WHAT THE EXERCISE ASKS » Scan the records and identify every line in which the string "color" occurs, then return those lines.

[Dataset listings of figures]
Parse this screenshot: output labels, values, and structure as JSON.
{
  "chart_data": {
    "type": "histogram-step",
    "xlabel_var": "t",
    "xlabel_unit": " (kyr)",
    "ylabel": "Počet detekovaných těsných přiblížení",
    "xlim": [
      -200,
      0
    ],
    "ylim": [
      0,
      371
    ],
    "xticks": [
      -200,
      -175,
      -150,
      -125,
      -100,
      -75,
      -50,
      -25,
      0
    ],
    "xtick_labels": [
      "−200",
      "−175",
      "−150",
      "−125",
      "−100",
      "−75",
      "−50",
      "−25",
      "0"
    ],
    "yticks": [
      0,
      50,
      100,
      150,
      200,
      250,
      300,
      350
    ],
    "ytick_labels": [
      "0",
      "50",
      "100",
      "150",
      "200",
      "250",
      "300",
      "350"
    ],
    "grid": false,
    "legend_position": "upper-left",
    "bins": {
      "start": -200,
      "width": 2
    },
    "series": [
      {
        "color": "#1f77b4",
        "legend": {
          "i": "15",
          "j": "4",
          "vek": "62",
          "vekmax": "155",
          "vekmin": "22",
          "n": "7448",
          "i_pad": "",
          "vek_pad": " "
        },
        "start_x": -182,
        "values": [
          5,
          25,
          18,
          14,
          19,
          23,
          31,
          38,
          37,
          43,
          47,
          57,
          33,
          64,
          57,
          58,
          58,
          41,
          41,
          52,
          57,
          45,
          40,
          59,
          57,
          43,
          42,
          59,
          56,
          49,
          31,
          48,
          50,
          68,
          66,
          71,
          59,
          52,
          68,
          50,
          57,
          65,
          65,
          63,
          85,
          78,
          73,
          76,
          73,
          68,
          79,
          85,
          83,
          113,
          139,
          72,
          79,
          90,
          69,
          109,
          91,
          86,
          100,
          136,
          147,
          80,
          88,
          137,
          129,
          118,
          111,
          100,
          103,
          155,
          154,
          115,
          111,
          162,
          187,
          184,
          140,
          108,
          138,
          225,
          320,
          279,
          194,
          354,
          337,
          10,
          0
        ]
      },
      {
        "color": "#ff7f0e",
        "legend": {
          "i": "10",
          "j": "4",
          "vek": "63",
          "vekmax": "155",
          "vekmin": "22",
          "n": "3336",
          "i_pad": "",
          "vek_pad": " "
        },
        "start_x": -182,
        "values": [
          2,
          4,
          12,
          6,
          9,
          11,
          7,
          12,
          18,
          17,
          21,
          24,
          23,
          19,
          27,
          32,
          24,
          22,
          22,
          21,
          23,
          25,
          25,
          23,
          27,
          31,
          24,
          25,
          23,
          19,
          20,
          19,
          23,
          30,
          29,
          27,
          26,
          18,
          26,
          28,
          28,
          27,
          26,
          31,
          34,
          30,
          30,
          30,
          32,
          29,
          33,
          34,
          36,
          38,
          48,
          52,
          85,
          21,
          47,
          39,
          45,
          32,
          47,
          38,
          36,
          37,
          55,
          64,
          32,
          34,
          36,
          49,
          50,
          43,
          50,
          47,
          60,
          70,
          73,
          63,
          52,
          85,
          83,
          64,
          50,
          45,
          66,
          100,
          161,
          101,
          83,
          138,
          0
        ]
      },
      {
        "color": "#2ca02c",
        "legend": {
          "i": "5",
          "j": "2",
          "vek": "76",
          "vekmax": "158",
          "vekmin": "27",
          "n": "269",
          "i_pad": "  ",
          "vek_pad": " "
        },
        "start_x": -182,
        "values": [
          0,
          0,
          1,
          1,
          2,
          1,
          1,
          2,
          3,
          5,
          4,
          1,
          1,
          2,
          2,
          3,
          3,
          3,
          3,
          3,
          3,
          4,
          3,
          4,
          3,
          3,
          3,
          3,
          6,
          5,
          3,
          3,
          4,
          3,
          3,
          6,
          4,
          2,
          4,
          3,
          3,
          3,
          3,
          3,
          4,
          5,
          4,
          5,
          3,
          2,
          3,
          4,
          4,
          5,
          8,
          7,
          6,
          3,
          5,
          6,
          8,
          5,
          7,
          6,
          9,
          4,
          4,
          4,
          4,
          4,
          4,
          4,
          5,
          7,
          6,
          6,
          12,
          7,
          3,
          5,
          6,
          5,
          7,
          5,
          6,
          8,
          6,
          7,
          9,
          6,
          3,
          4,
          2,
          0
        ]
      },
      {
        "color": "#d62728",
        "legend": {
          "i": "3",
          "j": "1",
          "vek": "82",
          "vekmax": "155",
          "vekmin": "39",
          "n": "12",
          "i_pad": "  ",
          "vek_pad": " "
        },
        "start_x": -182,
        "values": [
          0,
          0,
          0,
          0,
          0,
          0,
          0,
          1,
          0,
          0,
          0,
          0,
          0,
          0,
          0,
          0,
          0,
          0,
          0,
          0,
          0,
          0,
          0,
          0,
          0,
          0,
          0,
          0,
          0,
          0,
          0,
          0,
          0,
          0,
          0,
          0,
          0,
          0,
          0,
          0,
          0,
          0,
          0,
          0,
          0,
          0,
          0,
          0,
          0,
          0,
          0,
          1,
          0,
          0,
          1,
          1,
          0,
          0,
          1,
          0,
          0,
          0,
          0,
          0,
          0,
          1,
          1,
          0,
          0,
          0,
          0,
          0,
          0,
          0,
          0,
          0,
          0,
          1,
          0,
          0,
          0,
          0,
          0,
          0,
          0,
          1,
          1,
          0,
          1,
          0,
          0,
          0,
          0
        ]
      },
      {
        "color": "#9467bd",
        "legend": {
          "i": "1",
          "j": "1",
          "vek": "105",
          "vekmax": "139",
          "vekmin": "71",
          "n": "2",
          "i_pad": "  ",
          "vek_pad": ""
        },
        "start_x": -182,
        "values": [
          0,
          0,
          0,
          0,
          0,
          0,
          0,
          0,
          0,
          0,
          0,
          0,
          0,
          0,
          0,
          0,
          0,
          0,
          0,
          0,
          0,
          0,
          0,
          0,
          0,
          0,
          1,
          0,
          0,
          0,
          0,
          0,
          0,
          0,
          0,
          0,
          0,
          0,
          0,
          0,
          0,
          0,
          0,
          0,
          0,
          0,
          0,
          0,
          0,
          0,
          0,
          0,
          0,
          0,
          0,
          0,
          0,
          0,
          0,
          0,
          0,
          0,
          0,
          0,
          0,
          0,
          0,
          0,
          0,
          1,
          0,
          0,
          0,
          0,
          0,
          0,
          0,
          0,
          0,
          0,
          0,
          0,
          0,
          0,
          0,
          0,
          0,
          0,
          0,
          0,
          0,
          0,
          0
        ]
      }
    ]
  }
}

FINISHED ANSWER »
        "color": "#1f77b4",
        "color": "#ff7f0e",
        "color": "#2ca02c",
        "color": "#d62728",
        "color": "#9467bd",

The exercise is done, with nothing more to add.